▶ _EXERCISE INSTRUCTIONS_
Each entry below must be repeated exactly, with pictures left out.

========================================================================

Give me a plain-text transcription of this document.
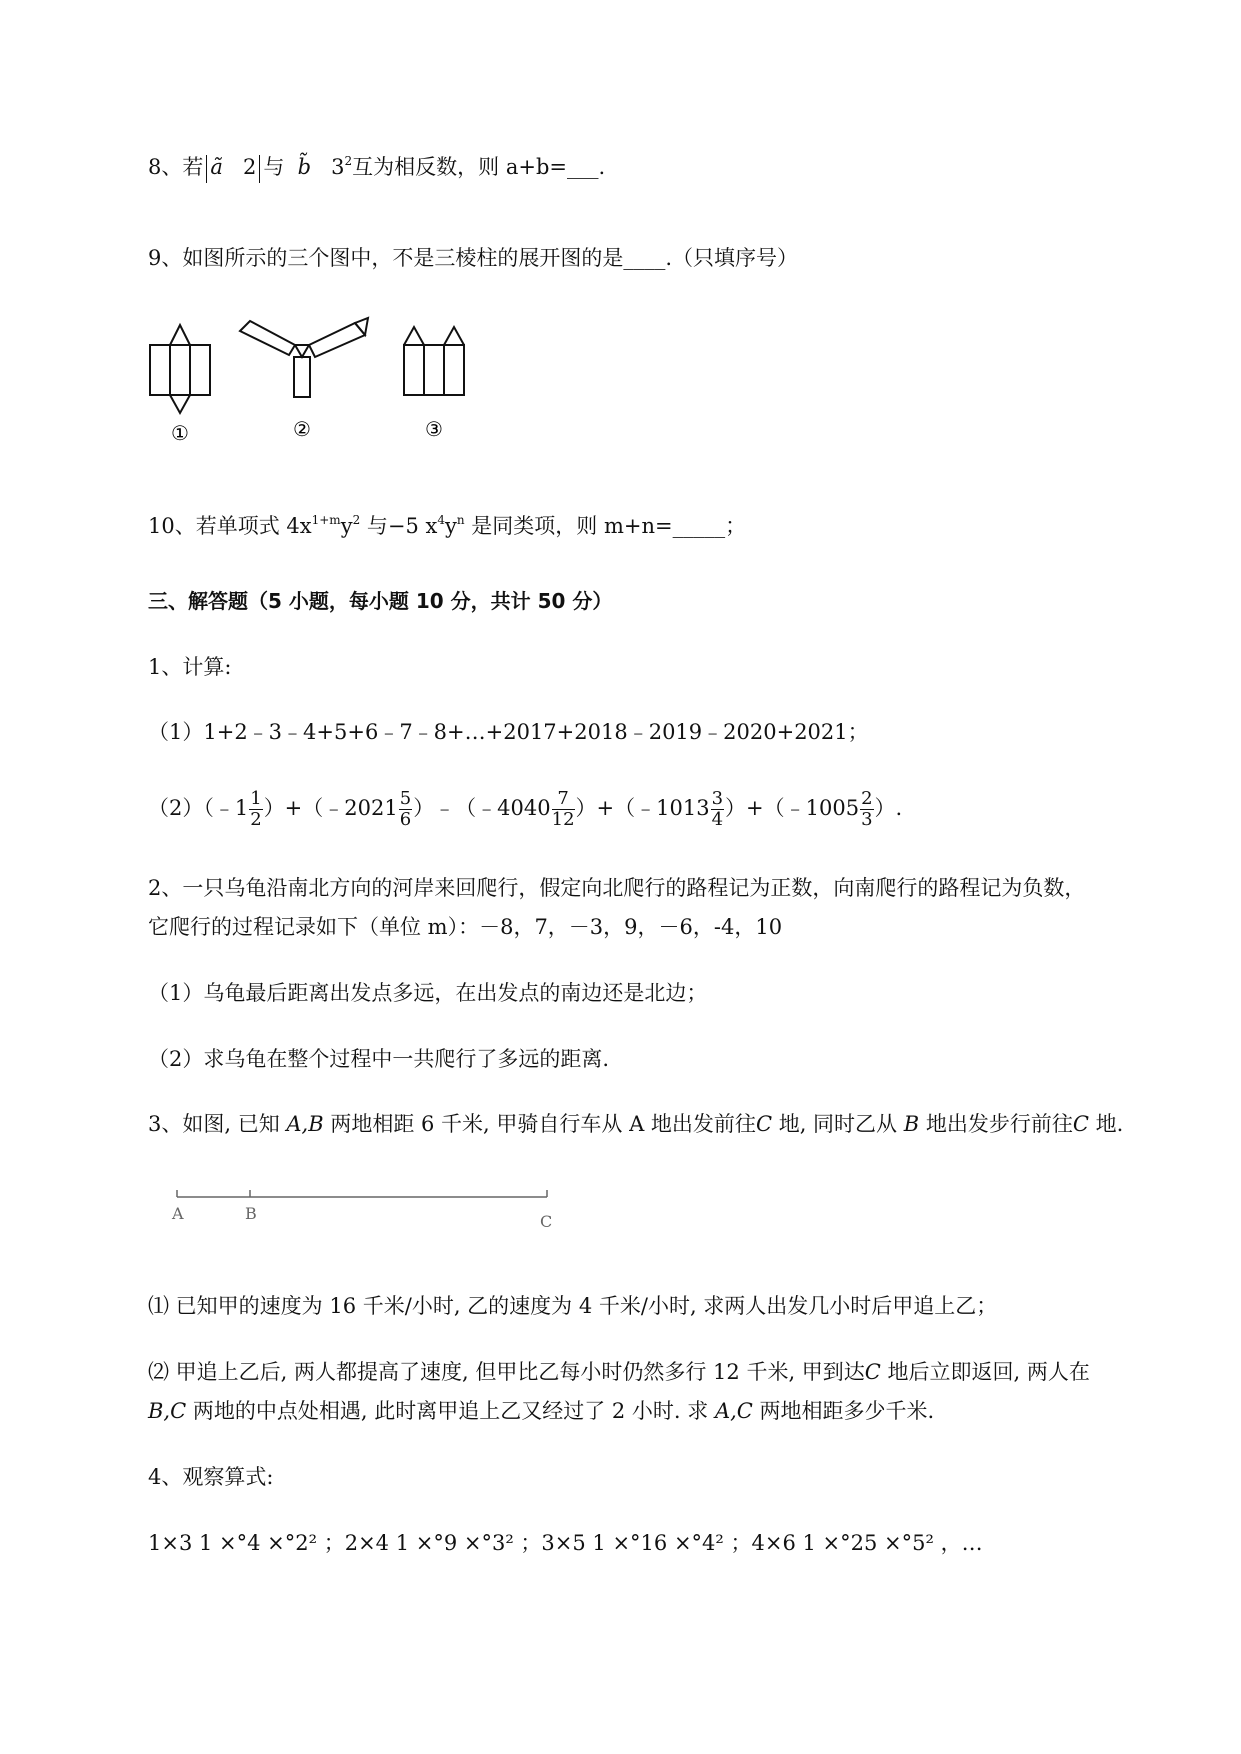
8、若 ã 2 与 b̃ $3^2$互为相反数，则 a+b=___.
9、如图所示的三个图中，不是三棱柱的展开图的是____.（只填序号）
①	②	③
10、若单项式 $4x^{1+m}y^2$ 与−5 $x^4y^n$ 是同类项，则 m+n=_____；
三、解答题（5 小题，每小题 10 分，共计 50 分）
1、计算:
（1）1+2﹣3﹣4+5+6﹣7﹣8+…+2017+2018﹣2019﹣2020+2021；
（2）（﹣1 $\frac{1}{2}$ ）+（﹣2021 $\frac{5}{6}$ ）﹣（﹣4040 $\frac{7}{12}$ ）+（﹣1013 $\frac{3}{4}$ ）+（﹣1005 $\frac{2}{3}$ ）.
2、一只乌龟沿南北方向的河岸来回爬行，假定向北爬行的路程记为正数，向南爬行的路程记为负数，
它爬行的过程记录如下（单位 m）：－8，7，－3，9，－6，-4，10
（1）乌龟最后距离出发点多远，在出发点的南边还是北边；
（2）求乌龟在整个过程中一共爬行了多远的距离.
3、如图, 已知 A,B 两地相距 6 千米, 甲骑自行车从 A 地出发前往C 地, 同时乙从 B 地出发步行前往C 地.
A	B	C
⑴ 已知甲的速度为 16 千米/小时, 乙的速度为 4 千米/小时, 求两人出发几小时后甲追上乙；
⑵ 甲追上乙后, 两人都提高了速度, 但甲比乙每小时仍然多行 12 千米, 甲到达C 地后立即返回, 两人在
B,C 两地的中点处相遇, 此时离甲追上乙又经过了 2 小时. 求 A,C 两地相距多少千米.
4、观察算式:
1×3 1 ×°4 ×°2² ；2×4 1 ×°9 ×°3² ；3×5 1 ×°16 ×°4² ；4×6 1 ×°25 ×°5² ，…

========================================================================

▶ _WRITTEN ANSWER_
Give me a plain-text transcription of this document.
8、若 ã 2 与 b̃ $3^2$互为相反数，则 a+b=___.
9、如图所示的三个图中，不是三棱柱的展开图的是____.（只填序号）
①	②	③
10、若单项式 $4x^{1+m}y^2$ 与−5 $x^4y^n$ 是同类项，则 m+n=_____；
三、解答题（5 小题，每小题 10 分，共计 50 分）
1、计算:
（1）1+2﹣3﹣4+5+6﹣7﹣8+…+2017+2018﹣2019﹣2020+2021；
（2）（﹣1 $\frac{1}{2}$ ）+（﹣2021 $\frac{5}{6}$ ）﹣（﹣4040 $\frac{7}{12}$ ）+（﹣1013 $\frac{3}{4}$ ）+（﹣1005 $\frac{2}{3}$ ）.
2、一只乌龟沿南北方向的河岸来回爬行，假定向北爬行的路程记为正数，向南爬行的路程记为负数，
它爬行的过程记录如下（单位 m）：－8，7，－3，9，－6，-4，10
（1）乌龟最后距离出发点多远，在出发点的南边还是北边；
（2）求乌龟在整个过程中一共爬行了多远的距离.
3、如图, 已知 A,B 两地相距 6 千米, 甲骑自行车从 A 地出发前往C 地, 同时乙从 B 地出发步行前往C 地.
A	B	C
⑴ 已知甲的速度为 16 千米/小时, 乙的速度为 4 千米/小时, 求两人出发几小时后甲追上乙；
⑵ 甲追上乙后, 两人都提高了速度, 但甲比乙每小时仍然多行 12 千米, 甲到达C 地后立即返回, 两人在
B,C 两地的中点处相遇, 此时离甲追上乙又经过了 2 小时. 求 A,C 两地相距多少千米.
4、观察算式:
1×3 1 ×°4 ×°2² ；2×4 1 ×°9 ×°3² ；3×5 1 ×°16 ×°4² ；4×6 1 ×°25 ×°5² ，…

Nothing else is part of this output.